Where a line below holds the string "CAGR", copy that line.

[Figure record listings]
:::

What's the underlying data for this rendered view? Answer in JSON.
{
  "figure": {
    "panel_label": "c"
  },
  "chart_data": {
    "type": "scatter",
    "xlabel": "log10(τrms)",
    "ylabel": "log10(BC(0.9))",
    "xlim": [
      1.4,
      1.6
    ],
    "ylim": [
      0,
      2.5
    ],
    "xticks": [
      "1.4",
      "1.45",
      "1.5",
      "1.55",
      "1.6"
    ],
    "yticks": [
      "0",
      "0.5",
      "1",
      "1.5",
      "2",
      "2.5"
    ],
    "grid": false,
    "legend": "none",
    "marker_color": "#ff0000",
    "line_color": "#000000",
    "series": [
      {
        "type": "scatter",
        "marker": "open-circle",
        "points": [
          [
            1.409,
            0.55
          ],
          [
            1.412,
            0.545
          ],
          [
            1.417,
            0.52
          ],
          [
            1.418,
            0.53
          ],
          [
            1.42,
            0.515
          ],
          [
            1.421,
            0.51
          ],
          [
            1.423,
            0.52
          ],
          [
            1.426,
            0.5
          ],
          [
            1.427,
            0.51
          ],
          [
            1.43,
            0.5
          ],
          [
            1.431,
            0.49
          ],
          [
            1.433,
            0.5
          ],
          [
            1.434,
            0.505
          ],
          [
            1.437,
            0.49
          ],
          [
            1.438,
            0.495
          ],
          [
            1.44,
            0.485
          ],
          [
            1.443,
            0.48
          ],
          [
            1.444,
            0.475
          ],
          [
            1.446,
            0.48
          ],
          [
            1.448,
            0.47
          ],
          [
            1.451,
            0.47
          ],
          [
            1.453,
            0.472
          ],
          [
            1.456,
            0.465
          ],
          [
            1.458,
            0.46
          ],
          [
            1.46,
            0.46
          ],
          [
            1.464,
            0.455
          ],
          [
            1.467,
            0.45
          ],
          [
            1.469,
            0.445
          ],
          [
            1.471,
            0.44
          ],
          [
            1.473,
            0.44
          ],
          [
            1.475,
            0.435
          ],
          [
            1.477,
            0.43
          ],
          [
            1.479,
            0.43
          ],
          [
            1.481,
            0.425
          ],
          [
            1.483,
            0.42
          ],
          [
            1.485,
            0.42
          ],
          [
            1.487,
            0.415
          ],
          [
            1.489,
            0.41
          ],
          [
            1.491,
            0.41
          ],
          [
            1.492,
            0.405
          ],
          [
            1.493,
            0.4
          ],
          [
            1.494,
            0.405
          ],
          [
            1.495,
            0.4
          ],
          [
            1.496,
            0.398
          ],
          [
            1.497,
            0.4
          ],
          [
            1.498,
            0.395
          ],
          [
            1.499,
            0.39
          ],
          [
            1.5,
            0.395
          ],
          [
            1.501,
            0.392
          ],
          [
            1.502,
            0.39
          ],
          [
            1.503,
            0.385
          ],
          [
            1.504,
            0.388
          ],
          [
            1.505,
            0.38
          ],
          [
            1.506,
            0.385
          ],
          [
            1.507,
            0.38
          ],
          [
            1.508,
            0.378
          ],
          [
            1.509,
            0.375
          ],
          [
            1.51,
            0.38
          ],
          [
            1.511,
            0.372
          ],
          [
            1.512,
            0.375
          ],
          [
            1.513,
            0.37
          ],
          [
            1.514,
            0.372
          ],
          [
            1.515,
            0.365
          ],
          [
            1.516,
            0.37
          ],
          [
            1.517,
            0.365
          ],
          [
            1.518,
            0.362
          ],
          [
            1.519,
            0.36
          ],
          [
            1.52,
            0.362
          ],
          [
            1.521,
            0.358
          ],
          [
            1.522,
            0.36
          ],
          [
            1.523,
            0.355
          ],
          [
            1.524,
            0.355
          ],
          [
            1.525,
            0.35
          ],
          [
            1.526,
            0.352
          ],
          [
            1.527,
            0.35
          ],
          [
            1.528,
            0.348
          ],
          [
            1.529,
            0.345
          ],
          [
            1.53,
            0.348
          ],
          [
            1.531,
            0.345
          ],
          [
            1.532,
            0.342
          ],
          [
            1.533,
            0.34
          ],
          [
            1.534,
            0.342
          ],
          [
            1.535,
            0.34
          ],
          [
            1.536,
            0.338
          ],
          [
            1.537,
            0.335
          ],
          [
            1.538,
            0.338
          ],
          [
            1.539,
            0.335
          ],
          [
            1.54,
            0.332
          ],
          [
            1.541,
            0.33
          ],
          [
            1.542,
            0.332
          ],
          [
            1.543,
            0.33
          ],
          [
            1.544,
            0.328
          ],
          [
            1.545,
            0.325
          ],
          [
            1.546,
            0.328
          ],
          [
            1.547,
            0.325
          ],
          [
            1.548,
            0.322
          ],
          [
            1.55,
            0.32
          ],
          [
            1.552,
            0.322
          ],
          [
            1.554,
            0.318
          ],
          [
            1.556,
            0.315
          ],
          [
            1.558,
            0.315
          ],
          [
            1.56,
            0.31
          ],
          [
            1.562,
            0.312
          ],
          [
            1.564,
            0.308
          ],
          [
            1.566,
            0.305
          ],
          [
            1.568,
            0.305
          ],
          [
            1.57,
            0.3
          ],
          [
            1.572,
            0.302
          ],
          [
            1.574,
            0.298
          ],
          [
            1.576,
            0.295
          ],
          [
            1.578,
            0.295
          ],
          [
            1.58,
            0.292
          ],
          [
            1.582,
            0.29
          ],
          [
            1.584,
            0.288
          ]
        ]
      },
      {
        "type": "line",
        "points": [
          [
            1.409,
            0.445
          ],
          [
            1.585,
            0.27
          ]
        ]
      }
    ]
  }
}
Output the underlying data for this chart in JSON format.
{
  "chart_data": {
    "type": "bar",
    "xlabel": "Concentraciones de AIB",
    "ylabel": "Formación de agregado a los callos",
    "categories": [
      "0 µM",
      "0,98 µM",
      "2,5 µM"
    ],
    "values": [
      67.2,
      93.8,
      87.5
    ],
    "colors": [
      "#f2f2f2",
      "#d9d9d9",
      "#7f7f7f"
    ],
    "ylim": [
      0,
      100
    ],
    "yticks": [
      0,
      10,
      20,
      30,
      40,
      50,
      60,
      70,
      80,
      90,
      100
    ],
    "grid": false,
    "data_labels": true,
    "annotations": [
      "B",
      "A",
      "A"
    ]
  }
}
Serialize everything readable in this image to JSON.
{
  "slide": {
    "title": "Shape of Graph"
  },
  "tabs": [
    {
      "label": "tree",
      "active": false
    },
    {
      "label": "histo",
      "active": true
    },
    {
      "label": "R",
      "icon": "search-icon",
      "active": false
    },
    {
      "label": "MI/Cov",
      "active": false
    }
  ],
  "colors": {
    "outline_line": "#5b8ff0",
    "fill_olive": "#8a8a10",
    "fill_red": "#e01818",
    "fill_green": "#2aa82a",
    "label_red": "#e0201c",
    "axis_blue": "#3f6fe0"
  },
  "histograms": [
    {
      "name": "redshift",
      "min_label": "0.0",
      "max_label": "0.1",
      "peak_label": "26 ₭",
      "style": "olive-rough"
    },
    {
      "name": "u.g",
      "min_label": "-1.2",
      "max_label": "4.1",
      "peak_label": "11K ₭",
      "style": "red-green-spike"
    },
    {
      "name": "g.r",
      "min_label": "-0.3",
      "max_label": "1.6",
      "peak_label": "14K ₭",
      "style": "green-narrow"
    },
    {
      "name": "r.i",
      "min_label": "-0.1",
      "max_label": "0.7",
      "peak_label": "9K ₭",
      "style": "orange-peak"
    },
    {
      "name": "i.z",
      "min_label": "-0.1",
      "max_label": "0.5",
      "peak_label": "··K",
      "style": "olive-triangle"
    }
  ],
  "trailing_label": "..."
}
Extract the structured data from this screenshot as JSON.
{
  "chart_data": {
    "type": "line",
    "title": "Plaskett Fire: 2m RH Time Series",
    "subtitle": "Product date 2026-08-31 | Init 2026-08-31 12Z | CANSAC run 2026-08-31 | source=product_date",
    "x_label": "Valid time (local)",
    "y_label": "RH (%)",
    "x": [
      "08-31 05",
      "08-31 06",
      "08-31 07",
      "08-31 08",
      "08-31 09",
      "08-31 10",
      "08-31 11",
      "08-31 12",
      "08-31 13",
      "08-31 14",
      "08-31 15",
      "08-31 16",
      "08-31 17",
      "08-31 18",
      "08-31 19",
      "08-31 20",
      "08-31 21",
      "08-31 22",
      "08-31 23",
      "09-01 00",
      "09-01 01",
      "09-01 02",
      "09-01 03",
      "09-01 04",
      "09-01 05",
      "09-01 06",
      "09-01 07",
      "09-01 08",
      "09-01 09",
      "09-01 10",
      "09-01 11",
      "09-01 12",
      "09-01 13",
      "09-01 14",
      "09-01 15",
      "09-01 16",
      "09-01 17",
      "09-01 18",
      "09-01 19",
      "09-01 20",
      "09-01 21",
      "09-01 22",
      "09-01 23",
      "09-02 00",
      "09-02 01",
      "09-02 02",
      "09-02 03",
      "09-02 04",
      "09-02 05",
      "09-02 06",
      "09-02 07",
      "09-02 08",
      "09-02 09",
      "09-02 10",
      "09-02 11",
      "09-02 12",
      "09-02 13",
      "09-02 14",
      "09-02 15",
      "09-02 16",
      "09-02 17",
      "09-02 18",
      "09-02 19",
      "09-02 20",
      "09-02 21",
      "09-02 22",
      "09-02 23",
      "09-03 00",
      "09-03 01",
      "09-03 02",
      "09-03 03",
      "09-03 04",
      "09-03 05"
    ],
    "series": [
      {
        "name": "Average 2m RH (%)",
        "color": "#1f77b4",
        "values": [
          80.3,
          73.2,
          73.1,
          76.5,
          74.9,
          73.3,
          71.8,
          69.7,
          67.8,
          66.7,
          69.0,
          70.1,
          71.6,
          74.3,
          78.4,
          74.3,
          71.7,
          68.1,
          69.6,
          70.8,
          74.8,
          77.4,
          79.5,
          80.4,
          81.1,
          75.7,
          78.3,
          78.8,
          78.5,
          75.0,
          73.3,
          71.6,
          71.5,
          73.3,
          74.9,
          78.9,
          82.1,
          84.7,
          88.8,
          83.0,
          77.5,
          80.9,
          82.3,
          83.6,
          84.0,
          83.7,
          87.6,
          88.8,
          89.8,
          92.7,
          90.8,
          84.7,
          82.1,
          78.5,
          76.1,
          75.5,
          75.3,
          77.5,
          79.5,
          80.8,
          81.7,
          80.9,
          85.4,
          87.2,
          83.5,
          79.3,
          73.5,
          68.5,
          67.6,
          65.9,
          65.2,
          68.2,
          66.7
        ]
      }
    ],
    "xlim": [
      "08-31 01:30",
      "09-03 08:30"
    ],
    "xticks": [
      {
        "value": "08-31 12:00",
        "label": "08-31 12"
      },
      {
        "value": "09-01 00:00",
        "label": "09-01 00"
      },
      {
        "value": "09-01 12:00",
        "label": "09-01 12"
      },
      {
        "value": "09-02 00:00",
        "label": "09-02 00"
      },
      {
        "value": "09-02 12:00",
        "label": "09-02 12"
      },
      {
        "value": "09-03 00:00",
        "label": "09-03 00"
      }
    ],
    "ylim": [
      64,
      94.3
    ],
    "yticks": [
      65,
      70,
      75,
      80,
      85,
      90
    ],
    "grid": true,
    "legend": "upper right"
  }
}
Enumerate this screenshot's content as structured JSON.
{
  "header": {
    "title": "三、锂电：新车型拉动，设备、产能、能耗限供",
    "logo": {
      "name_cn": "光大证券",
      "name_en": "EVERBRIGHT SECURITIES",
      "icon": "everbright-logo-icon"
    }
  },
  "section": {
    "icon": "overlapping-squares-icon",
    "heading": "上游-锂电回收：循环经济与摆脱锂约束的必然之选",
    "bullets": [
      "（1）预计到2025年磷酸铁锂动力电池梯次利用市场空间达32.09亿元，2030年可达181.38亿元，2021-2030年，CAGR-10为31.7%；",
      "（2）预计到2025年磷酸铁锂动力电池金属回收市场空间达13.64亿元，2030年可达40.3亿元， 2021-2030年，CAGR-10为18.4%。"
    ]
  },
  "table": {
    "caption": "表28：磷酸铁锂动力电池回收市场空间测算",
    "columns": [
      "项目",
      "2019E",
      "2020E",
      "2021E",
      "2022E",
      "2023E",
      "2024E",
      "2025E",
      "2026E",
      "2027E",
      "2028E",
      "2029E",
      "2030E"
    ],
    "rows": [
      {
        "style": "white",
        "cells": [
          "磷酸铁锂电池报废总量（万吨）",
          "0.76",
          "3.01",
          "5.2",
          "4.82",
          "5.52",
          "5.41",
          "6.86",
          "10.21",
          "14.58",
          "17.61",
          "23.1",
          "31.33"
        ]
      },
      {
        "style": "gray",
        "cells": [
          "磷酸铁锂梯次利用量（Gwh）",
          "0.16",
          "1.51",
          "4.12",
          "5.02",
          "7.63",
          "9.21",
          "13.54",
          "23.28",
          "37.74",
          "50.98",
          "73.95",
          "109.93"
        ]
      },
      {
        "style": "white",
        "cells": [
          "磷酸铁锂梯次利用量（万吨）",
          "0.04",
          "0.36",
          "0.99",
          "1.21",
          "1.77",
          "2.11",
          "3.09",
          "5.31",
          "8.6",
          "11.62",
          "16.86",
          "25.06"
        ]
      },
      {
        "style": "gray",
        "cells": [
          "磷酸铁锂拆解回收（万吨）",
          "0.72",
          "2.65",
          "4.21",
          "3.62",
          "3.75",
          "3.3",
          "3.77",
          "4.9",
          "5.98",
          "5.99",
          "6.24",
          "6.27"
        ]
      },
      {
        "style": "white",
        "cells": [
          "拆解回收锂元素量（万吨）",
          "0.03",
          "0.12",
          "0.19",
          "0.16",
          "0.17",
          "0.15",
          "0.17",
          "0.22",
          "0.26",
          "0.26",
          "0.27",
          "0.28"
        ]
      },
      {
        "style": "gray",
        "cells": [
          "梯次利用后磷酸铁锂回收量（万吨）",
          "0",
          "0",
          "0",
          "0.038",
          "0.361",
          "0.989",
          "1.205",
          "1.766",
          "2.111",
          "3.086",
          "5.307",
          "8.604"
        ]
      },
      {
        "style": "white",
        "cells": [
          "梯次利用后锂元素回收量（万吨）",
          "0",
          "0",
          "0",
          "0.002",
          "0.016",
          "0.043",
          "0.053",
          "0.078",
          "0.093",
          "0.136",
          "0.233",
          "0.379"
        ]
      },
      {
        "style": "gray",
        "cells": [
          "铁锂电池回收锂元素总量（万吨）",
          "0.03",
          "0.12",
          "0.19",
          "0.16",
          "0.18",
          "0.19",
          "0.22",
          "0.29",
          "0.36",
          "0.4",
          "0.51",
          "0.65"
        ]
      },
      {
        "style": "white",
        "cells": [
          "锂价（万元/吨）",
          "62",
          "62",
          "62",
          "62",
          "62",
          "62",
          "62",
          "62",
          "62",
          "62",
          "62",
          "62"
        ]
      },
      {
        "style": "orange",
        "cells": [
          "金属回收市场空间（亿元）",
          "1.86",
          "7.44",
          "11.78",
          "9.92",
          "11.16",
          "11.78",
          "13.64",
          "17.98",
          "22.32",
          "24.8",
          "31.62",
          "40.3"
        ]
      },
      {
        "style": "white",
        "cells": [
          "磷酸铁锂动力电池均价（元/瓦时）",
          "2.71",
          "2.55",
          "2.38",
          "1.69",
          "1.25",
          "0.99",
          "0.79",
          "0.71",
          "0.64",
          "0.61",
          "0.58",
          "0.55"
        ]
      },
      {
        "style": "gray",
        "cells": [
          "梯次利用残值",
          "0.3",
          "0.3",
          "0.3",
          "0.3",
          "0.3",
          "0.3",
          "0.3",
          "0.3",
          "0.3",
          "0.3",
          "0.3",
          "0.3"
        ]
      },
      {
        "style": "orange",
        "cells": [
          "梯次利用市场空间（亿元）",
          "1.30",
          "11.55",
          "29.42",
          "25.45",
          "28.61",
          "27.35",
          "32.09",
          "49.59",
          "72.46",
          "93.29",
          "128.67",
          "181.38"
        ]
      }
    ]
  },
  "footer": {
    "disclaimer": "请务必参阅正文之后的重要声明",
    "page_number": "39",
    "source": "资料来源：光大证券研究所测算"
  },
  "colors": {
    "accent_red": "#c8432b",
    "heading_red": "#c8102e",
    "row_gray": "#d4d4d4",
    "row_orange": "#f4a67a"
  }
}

:::

◆ **Output for this task**
      "（1）预计到2025年磷酸铁锂动力电池梯次利用市场空间达32.09亿元，2030年可达181.38亿元，2021-2030年，CAGR-10为31.7%；",
      "（2）预计到2025年磷酸铁锂动力电池金属回收市场空间达13.64亿元，2030年可达40.3亿元， 2021-2030年，CAGR-10为18.4%。"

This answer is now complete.